— START OF Entries —
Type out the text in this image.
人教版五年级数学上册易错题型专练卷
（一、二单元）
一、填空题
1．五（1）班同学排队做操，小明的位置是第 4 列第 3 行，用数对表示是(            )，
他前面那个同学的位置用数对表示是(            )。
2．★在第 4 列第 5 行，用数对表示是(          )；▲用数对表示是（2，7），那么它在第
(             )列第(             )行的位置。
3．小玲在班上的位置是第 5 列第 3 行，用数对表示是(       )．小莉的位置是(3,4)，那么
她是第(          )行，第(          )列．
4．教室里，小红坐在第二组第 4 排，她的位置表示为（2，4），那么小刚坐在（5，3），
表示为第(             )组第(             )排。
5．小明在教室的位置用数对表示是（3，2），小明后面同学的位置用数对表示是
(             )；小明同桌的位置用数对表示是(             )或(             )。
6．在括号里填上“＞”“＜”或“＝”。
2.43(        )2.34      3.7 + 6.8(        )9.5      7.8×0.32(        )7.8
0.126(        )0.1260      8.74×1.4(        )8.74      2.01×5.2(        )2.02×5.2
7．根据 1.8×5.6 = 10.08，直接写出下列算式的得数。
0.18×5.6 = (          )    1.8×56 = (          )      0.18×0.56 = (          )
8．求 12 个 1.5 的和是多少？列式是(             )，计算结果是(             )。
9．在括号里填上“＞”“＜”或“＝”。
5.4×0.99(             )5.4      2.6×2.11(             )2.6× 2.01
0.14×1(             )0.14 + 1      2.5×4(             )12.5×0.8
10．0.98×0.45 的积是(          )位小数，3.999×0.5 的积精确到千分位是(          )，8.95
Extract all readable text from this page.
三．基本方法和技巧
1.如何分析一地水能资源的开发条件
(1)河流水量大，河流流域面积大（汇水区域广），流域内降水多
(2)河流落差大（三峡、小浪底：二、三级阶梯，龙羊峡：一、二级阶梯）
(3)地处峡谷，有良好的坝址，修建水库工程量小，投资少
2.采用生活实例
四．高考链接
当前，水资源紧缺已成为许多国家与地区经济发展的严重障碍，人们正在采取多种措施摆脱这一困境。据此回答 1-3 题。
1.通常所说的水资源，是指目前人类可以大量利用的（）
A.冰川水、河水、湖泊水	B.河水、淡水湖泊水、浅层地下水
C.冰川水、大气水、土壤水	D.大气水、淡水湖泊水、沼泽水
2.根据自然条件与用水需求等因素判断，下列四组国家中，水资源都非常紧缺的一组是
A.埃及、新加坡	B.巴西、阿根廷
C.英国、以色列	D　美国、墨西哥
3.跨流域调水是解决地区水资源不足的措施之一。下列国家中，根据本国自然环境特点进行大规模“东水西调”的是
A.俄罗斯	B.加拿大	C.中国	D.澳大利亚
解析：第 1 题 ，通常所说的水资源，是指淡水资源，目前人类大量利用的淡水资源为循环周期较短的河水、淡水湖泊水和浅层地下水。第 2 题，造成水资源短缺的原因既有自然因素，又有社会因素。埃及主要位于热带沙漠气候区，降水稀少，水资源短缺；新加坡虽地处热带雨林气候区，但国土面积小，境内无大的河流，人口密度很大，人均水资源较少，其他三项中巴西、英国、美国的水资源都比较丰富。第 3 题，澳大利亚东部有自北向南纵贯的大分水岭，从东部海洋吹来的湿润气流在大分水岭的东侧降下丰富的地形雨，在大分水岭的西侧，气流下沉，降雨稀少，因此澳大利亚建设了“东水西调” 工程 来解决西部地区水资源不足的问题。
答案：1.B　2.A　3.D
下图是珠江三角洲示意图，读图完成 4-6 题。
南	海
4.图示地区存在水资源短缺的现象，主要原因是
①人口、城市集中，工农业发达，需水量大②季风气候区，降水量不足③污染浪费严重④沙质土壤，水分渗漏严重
— END OF Entries —
Problem statement: Copy every line that contains the string "text".

Task response:
Type out the text in this image.
Extract all readable text from this page.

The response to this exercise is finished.